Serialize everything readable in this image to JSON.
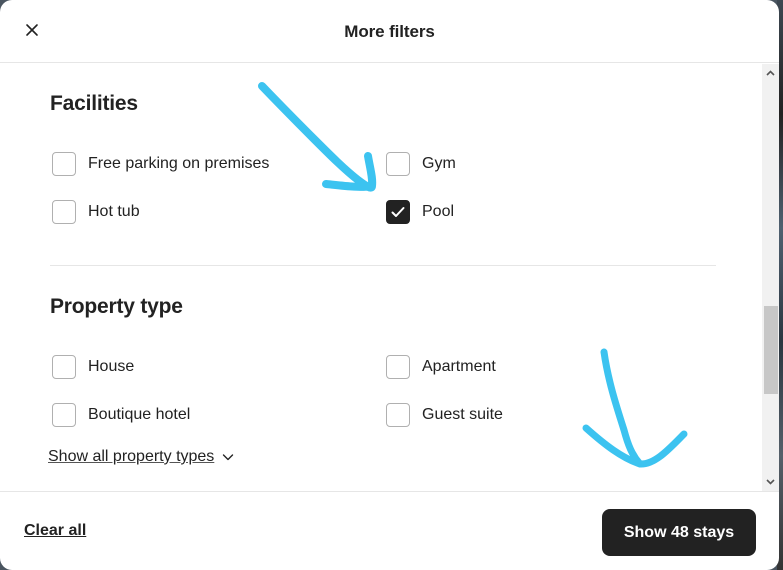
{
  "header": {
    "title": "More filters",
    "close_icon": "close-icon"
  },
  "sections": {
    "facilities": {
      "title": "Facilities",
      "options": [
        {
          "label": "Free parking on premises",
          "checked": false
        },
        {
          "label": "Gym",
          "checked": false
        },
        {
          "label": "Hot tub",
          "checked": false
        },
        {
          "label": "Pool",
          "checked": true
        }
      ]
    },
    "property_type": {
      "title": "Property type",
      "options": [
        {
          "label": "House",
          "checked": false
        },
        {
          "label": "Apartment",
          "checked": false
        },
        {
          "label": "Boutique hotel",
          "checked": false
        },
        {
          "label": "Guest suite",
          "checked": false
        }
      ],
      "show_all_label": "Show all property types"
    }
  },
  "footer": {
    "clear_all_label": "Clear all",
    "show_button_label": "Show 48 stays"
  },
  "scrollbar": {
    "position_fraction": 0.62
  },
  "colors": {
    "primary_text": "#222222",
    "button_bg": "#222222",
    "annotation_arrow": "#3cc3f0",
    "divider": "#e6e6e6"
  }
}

════════

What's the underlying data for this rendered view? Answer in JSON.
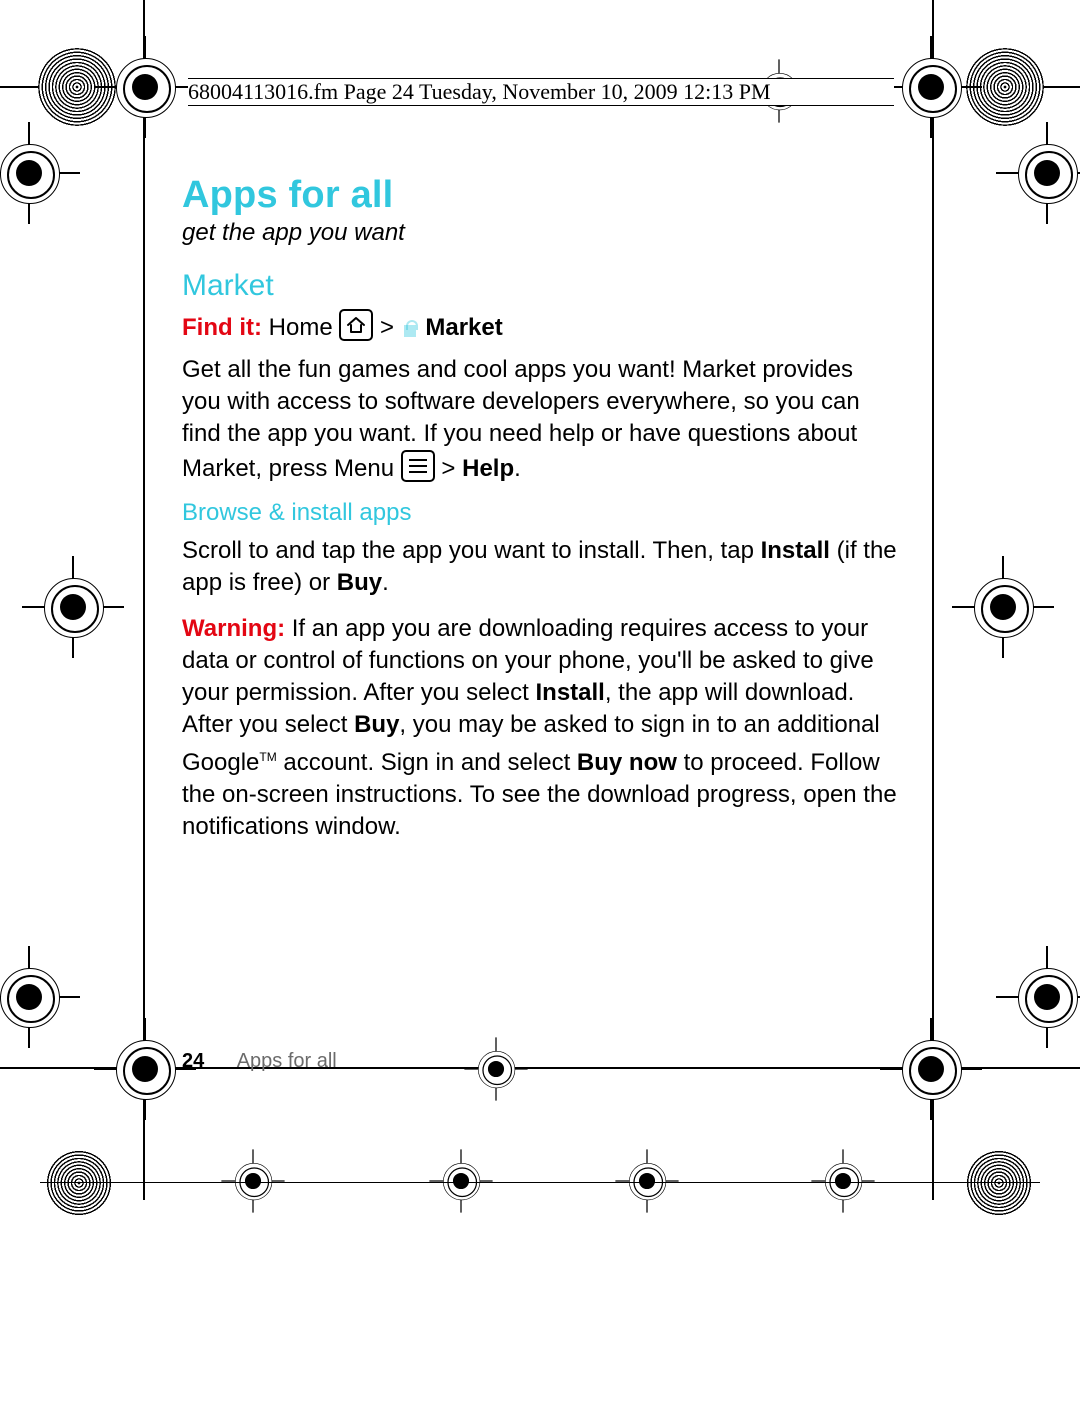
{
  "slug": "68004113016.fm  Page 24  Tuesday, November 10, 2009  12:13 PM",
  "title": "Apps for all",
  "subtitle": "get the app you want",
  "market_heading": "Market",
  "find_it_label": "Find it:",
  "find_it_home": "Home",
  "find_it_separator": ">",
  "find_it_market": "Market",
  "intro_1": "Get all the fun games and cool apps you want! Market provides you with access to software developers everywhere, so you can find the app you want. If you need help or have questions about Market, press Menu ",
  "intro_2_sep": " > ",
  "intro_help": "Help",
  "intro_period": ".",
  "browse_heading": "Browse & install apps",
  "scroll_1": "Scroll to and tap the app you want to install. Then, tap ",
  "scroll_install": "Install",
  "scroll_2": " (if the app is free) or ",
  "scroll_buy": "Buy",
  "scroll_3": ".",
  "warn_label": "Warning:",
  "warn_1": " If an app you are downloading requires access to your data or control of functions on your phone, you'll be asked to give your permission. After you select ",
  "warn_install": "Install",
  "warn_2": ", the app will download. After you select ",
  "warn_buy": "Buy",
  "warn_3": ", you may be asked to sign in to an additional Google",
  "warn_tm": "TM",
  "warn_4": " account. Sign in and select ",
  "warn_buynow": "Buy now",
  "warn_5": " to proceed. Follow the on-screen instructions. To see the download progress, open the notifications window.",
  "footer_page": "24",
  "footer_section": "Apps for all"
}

════════

WHAT TO DO
Return, from the data, each line that has the word "Market" in it.

OUTPUT FOR THIS TASK
  "market_heading": "Market",
  "find_it_market": "Market",
  "intro_1": "Get all the fun games and cool apps you want! Market provides you with access to software developers everywhere, so you can find the app you want. If you need help or have questions about Market, press Menu ",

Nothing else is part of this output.